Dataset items
%%

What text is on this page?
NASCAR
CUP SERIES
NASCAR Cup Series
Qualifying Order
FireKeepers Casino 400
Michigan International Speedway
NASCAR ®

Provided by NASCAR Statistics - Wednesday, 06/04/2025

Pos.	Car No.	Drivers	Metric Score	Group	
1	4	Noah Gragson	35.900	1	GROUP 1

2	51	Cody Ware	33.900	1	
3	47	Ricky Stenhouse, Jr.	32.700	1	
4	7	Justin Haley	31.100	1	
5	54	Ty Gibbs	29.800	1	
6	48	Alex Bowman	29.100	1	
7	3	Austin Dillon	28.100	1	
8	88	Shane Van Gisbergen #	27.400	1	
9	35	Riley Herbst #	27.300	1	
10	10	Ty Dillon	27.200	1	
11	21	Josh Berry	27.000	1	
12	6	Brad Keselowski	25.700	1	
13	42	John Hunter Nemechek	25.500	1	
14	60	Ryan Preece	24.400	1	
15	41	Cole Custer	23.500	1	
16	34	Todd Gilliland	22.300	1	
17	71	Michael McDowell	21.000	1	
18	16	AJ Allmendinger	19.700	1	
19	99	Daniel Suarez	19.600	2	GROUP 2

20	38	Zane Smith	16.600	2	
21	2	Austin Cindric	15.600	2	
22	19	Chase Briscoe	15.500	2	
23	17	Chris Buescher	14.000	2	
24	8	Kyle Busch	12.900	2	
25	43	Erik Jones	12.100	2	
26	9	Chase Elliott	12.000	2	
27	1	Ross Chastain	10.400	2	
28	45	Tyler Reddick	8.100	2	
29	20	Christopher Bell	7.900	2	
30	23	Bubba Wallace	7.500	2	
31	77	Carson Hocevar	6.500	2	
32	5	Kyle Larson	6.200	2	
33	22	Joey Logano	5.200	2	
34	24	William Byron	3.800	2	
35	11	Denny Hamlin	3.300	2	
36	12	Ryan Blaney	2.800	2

%%

**What you should do**
Write out every record verbatim.

**Full answer**
What text is on this page?
NASCAR
CUP SERIES
NASCAR Cup Series
Qualifying Order
FireKeepers Casino 400
Michigan International Speedway
NASCAR ®

Provided by NASCAR Statistics - Wednesday, 06/04/2025

Pos.	Car No.	Drivers	Metric Score	Group	
1	4	Noah Gragson	35.900	1	GROUP 1

2	51	Cody Ware	33.900	1	
3	47	Ricky Stenhouse, Jr.	32.700	1	
4	7	Justin Haley	31.100	1	
5	54	Ty Gibbs	29.800	1	
6	48	Alex Bowman	29.100	1	
7	3	Austin Dillon	28.100	1	
8	88	Shane Van Gisbergen #	27.400	1	
9	35	Riley Herbst #	27.300	1	
10	10	Ty Dillon	27.200	1	
11	21	Josh Berry	27.000	1	
12	6	Brad Keselowski	25.700	1	
13	42	John Hunter Nemechek	25.500	1	
14	60	Ryan Preece	24.400	1	
15	41	Cole Custer	23.500	1	
16	34	Todd Gilliland	22.300	1	
17	71	Michael McDowell	21.000	1	
18	16	AJ Allmendinger	19.700	1	
19	99	Daniel Suarez	19.600	2	GROUP 2

20	38	Zane Smith	16.600	2	
21	2	Austin Cindric	15.600	2	
22	19	Chase Briscoe	15.500	2	
23	17	Chris Buescher	14.000	2	
24	8	Kyle Busch	12.900	2	
25	43	Erik Jones	12.100	2	
26	9	Chase Elliott	12.000	2	
27	1	Ross Chastain	10.400	2	
28	45	Tyler Reddick	8.100	2	
29	20	Christopher Bell	7.900	2	
30	23	Bubba Wallace	7.500	2	
31	77	Carson Hocevar	6.500	2	
32	5	Kyle Larson	6.200	2	
33	22	Joey Logano	5.200	2	
34	24	William Byron	3.800	2	
35	11	Denny Hamlin	3.300	2	
36	12	Ryan Blaney	2.800	2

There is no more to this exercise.